Given task
Go through the listing and return every line with "刘新明说" in it.

Records for the task
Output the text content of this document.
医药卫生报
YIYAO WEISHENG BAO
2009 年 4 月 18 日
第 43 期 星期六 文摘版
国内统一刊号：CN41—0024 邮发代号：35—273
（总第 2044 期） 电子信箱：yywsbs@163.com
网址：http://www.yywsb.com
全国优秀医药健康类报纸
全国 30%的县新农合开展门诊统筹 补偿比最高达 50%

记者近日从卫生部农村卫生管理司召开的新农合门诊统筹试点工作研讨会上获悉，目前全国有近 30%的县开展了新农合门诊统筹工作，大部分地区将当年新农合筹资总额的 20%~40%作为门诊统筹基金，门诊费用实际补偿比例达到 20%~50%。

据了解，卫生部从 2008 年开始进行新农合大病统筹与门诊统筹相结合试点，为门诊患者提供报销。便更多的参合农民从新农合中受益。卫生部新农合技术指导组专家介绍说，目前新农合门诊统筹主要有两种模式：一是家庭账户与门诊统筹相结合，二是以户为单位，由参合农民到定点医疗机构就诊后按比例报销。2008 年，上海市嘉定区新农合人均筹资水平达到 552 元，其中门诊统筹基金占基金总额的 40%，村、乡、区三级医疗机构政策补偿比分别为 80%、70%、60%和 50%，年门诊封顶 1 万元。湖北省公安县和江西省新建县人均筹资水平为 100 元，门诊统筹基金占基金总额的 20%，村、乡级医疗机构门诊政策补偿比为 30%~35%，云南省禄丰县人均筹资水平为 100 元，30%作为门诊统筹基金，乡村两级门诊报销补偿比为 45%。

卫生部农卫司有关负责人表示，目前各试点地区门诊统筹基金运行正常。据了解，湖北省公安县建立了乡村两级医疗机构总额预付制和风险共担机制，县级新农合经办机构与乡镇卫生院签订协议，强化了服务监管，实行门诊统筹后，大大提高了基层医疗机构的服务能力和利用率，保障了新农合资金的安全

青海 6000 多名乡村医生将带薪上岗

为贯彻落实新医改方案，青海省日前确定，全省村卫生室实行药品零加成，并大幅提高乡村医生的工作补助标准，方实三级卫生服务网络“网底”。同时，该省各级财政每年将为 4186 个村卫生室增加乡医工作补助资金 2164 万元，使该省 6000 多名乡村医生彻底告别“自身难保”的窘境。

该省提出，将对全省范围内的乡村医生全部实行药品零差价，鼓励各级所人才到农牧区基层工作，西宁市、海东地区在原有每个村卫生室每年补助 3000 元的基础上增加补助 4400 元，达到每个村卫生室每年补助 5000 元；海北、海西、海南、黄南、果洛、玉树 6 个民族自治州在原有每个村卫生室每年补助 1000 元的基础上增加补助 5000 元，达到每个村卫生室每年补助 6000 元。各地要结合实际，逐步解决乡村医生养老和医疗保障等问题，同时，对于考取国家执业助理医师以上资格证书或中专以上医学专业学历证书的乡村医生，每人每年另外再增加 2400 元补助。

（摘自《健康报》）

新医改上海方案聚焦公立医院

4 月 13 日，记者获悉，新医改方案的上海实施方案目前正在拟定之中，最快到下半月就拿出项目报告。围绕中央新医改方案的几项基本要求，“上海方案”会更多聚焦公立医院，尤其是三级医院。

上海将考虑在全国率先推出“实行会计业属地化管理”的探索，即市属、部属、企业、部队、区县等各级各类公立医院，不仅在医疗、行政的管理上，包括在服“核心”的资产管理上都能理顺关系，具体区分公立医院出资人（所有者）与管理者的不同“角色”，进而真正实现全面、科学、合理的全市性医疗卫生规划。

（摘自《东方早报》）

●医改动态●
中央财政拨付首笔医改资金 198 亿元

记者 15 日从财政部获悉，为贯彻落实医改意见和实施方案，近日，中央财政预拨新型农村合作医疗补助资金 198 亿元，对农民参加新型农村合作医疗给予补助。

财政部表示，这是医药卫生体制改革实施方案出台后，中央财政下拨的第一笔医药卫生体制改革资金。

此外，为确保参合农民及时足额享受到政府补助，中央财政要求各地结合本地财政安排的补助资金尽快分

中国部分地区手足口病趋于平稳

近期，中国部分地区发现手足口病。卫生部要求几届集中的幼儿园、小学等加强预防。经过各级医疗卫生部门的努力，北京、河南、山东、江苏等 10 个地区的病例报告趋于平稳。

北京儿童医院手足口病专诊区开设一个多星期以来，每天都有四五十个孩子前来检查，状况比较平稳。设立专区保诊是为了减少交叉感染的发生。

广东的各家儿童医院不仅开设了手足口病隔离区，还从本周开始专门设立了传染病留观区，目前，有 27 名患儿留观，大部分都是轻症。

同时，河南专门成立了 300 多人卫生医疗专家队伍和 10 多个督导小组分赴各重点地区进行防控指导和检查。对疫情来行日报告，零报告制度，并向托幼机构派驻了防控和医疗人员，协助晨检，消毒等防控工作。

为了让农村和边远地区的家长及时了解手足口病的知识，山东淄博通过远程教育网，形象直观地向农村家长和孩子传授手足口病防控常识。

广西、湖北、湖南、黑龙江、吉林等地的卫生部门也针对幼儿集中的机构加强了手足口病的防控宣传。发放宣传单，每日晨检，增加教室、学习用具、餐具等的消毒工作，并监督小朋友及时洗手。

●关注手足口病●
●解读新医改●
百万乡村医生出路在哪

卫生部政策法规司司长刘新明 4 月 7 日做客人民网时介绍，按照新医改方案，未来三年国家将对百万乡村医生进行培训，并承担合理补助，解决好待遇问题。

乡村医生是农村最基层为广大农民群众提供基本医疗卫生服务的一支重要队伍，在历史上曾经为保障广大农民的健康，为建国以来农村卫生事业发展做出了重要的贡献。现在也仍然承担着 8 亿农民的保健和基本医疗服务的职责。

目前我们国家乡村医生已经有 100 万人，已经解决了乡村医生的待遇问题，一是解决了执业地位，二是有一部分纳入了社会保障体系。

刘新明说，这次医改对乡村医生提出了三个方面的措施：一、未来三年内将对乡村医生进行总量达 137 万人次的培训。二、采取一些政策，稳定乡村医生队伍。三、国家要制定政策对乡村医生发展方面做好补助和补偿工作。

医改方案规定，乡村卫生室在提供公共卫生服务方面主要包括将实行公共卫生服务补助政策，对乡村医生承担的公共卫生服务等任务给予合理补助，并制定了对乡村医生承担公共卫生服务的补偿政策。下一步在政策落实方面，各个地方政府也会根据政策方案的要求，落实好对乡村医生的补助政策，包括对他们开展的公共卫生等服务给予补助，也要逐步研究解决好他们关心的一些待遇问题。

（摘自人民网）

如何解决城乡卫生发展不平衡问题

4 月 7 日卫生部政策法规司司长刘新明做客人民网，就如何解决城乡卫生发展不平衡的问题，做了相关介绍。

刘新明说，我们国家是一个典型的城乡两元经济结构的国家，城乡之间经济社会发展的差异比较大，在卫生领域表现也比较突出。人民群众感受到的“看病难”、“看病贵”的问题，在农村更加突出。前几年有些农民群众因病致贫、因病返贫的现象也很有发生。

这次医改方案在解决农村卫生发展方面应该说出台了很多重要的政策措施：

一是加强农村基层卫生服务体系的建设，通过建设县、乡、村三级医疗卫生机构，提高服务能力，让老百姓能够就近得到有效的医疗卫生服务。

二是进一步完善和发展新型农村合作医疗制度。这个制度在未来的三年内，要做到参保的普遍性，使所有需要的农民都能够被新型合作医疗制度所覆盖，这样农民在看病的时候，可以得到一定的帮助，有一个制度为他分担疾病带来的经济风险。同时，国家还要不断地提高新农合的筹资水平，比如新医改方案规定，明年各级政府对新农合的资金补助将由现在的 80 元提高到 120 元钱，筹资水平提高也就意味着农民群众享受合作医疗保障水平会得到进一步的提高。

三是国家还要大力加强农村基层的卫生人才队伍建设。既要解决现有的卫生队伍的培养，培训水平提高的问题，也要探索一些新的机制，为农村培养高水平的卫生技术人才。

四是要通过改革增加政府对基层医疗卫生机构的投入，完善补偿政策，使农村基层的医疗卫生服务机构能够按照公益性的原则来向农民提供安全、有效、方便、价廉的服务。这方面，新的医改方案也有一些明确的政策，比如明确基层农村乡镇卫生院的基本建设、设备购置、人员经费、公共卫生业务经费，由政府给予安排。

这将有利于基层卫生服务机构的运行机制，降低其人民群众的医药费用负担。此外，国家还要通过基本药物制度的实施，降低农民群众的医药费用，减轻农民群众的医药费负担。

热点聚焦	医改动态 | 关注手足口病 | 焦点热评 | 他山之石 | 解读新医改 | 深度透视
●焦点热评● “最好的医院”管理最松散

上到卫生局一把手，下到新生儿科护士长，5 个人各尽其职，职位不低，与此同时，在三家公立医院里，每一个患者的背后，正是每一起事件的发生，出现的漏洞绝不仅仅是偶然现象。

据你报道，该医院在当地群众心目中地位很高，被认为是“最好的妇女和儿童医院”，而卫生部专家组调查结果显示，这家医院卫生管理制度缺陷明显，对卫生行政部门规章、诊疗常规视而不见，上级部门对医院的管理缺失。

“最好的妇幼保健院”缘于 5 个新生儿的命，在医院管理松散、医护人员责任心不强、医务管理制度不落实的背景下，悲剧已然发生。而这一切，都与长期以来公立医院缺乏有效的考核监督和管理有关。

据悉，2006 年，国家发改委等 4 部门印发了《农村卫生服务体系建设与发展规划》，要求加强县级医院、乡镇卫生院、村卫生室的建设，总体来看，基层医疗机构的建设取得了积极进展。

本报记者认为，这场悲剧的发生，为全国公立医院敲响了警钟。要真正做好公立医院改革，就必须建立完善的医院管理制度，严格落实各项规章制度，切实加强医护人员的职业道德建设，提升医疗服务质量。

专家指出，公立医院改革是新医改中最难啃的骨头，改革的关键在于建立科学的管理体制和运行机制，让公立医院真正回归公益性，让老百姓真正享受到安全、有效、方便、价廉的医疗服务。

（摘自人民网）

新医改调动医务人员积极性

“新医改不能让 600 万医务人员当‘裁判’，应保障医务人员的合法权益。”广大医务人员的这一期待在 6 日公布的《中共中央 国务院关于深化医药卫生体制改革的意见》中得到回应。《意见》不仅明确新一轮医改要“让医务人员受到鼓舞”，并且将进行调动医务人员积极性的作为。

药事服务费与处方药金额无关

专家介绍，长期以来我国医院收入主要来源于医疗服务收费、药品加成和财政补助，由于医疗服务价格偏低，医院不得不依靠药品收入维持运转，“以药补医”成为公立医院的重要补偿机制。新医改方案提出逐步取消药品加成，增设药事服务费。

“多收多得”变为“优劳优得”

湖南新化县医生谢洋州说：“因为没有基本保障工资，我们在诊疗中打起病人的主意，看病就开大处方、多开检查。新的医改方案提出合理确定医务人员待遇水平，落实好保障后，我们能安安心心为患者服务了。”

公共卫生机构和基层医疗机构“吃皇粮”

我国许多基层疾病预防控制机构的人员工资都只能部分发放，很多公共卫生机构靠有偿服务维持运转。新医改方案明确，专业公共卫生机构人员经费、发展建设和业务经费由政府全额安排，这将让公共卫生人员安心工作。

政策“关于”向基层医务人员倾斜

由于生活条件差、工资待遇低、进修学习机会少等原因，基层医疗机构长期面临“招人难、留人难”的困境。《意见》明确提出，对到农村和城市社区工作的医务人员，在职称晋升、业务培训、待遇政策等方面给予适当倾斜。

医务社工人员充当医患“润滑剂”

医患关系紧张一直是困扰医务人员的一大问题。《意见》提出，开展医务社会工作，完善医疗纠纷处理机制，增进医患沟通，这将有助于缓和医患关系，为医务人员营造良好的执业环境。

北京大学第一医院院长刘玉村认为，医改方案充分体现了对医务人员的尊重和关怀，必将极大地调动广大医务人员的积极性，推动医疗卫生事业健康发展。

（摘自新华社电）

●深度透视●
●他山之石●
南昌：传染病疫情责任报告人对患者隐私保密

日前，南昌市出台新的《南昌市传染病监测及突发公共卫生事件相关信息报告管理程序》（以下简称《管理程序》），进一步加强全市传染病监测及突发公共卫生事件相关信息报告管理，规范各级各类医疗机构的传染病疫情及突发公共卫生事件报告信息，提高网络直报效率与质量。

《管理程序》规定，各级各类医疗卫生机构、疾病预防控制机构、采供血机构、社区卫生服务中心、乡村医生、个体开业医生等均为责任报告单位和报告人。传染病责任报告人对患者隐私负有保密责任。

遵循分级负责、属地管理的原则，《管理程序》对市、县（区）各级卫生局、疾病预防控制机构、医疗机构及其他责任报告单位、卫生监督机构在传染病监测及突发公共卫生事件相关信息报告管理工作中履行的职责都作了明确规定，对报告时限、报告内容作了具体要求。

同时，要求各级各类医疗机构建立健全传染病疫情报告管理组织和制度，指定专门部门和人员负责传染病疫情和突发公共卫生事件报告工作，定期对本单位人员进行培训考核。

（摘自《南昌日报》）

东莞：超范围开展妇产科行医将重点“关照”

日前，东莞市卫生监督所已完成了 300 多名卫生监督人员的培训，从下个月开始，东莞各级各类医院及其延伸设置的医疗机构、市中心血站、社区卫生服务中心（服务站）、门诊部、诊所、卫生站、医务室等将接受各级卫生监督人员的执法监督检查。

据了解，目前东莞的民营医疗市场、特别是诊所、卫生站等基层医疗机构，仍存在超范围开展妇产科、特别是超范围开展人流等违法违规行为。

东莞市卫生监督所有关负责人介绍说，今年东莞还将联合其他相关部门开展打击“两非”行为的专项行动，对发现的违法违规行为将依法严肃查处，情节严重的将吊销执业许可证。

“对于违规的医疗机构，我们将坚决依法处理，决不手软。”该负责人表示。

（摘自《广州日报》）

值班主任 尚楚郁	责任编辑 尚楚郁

The output
刘新明说，这次医改对乡村医生提出了三个方面的措施：一、未来三年内将对乡村医生进行总量达 137 万人次的培训。二、采取一些政策，稳定乡村医生队伍。三、国家要制定政策对乡村医生发展方面做好补助和补偿工作。
刘新明说，我们国家是一个典型的城乡两元经济结构的国家，城乡之间经济社会发展的差异比较大，在卫生领域表现也比较突出。人民群众感受到的“看病难”、“看病贵”的问题，在农村更加突出。前几年有些农民群众因病致贫、因病返贫的现象也很有发生。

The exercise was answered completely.